(Data records)
- - -

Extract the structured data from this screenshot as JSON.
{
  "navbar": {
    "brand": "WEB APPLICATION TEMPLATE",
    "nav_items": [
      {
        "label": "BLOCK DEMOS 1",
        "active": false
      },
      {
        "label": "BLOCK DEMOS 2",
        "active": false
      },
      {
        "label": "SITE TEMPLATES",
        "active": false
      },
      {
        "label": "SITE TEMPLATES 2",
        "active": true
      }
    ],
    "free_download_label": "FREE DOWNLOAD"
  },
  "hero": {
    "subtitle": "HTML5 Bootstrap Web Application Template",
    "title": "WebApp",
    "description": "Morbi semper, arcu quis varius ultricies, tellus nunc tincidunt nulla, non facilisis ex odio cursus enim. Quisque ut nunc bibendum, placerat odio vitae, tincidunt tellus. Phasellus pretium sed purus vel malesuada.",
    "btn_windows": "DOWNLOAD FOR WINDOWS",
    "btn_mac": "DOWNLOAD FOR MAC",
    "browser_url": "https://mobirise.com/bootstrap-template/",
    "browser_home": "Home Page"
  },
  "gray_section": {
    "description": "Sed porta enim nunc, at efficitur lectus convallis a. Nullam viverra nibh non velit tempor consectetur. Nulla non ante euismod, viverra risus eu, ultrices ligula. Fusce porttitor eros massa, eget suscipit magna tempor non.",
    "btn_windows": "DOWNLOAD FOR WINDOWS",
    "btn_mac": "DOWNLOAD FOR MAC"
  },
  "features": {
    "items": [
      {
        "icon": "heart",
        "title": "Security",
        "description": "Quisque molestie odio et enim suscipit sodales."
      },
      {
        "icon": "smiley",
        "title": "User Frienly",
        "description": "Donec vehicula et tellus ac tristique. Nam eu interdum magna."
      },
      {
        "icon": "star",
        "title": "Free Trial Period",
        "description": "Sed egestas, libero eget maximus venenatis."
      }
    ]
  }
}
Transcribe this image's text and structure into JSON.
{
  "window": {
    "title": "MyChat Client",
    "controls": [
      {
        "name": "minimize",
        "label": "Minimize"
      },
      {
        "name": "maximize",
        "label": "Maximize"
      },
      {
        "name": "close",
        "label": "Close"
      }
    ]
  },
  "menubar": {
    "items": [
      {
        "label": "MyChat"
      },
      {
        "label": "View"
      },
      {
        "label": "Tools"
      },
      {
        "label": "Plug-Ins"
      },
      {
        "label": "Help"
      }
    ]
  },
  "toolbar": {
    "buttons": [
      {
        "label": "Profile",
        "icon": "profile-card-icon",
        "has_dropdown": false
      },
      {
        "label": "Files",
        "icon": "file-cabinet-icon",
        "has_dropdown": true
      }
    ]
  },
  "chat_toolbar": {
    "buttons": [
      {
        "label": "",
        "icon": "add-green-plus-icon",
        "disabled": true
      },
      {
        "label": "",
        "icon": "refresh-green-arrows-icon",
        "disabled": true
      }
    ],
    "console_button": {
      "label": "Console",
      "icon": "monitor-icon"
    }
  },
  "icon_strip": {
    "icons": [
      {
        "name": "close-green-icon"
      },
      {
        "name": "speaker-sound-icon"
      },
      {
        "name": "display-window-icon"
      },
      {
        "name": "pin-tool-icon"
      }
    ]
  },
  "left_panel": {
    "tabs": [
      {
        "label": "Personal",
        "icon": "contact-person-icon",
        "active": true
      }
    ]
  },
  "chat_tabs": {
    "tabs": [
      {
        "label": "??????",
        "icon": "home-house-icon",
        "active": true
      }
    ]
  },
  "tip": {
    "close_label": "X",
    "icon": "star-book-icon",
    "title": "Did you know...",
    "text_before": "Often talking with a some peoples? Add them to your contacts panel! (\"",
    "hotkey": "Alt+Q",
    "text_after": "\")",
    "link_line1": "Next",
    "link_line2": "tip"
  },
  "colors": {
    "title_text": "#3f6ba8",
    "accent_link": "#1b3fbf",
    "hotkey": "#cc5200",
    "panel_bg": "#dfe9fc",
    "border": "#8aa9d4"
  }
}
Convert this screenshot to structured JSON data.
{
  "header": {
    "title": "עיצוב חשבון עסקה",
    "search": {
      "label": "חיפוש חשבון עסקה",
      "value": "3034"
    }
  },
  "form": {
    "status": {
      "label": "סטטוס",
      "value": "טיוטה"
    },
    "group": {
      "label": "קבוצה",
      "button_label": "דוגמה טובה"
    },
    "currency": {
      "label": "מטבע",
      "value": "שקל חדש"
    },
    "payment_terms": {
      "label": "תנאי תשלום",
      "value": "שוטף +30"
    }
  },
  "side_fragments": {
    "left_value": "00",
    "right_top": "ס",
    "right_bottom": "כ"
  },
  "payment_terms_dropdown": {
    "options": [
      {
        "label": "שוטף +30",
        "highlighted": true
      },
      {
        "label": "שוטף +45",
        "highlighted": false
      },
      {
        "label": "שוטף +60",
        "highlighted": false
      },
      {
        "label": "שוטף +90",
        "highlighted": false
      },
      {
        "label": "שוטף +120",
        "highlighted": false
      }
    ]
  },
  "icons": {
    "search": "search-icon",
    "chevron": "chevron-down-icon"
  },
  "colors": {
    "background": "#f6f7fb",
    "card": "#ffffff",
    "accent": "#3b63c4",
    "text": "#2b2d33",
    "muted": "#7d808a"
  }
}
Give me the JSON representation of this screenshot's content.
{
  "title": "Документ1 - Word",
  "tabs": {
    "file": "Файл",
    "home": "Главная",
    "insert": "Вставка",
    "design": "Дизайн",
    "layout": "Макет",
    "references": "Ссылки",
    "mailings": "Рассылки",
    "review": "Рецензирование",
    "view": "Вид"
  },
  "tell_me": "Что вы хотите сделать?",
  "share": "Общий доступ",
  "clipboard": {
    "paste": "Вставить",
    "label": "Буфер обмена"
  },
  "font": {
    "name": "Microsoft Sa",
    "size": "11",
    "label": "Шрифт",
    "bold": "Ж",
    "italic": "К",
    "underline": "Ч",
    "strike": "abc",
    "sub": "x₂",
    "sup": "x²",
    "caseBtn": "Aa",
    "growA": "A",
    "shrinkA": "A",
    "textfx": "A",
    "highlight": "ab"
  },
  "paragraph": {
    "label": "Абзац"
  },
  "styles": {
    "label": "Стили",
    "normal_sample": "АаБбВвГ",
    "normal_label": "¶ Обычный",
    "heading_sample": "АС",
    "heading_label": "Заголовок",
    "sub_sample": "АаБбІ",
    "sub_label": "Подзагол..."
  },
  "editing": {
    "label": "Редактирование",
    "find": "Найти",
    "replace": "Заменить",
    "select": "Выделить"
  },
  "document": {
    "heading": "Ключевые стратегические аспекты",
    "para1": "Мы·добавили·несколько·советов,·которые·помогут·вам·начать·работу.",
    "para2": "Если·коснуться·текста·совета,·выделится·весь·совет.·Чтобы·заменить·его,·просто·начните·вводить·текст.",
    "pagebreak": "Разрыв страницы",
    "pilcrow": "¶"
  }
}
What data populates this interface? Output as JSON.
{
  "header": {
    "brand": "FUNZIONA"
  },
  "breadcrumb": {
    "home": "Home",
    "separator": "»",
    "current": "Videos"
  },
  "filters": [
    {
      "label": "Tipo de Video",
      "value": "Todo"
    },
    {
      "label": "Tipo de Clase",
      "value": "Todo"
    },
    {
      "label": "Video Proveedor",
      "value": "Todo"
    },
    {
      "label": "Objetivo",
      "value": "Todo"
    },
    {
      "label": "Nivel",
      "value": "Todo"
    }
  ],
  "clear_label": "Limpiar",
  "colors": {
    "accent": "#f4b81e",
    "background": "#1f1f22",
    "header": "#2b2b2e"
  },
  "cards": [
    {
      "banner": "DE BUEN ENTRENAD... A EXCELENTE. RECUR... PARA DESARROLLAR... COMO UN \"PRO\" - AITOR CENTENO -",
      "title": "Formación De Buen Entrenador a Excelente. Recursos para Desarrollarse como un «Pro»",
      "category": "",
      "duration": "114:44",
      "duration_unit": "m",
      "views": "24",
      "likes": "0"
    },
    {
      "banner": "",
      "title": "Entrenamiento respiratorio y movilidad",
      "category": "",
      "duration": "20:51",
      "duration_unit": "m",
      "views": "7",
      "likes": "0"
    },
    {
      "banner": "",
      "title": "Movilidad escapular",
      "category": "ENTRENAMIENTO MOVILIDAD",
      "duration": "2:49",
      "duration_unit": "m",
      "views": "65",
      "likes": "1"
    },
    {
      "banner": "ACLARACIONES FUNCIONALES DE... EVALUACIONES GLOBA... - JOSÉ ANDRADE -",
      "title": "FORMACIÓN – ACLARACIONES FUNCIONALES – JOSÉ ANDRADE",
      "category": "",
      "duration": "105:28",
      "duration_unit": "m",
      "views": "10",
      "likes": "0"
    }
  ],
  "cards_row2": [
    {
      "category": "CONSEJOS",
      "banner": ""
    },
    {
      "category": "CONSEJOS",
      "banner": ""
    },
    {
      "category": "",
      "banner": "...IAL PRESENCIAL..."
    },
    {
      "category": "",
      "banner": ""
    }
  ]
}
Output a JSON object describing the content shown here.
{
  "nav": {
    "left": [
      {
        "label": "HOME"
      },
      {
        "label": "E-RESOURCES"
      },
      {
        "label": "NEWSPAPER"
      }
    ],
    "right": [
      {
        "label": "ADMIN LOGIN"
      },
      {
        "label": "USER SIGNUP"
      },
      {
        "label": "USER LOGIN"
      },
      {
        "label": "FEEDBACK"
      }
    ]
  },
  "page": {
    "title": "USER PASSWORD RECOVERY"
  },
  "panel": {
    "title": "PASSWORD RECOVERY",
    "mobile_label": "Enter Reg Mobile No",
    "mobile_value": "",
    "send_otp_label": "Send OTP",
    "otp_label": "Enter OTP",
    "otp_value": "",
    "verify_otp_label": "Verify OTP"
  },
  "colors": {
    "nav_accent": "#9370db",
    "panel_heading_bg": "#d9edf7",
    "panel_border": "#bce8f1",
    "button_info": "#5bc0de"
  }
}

- - -

> **SHORT TASK**: All lines from the one containing "Output a JSON" through the end of the records, both ends included, are to be quoted exactly; please add nothing else.

> **RESULT**:
Output a JSON object describing the content shown here.
{
  "nav": {
    "left": [
      {
        "label": "HOME"
      },
      {
        "label": "E-RESOURCES"
      },
      {
        "label": "NEWSPAPER"
      }
    ],
    "right": [
      {
        "label": "ADMIN LOGIN"
      },
      {
        "label": "USER SIGNUP"
      },
      {
        "label": "USER LOGIN"
      },
      {
        "label": "FEEDBACK"
      }
    ]
  },
  "page": {
    "title": "USER PASSWORD RECOVERY"
  },
  "panel": {
    "title": "PASSWORD RECOVERY",
    "mobile_label": "Enter Reg Mobile No",
    "mobile_value": "",
    "send_otp_label": "Send OTP",
    "otp_label": "Enter OTP",
    "otp_value": "",
    "verify_otp_label": "Verify OTP"
  },
  "colors": {
    "nav_accent": "#9370db",
    "panel_heading_bg": "#d9edf7",
    "panel_border": "#bce8f1",
    "button_info": "#5bc0de"
  }
}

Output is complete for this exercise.